» SET TASK
Locate and copy each line in the data that contains the word "providers".

» RECORDS TO PROCESS
○ ○ ○ ○

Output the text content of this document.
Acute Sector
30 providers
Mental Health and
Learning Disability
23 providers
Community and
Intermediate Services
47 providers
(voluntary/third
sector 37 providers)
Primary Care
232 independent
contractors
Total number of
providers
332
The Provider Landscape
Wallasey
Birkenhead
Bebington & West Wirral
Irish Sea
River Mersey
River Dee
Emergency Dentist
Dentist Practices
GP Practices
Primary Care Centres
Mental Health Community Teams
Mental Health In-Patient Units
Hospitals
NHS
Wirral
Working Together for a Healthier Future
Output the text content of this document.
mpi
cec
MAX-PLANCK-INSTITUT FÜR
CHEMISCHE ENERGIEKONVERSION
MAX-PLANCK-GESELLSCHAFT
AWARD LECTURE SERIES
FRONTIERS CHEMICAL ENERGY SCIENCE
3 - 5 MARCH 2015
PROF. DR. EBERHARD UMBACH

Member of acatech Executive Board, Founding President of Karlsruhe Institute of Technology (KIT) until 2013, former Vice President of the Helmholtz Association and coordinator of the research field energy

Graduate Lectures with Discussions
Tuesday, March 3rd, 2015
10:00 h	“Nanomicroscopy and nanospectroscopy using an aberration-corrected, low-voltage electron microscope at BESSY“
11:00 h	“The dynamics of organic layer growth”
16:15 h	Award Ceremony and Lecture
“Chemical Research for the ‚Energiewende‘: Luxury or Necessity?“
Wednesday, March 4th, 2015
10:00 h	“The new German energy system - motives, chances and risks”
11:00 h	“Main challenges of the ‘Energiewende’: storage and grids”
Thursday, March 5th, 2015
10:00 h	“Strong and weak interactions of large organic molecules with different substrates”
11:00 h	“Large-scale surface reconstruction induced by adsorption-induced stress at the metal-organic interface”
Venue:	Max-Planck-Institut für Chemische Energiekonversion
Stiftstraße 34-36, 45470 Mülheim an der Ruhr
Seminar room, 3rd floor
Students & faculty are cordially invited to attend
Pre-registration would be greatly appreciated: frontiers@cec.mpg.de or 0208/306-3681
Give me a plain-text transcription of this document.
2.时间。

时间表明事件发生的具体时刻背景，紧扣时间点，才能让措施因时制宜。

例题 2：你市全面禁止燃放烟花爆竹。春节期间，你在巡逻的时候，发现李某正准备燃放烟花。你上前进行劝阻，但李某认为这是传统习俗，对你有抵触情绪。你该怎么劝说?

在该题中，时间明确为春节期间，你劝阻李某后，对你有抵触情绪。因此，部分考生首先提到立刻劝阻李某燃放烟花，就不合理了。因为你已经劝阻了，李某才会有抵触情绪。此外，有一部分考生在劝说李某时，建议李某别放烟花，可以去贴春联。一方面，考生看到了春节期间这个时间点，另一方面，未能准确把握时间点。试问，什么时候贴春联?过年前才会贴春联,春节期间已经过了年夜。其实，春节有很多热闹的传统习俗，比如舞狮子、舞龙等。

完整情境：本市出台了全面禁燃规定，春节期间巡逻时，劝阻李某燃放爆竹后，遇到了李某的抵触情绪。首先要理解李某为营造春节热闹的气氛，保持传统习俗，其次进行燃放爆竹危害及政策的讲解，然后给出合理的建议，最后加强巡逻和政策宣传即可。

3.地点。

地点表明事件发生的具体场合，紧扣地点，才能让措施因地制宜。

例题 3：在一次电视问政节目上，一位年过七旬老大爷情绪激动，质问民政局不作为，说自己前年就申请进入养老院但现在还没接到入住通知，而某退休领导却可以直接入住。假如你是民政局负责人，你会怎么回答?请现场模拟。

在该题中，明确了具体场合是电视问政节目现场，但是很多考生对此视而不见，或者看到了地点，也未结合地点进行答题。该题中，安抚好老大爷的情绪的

○ ○ ○ ○

» COMPLETE RESPONSE
30 providers
23 providers
47 providers
sector 37 providers)
providers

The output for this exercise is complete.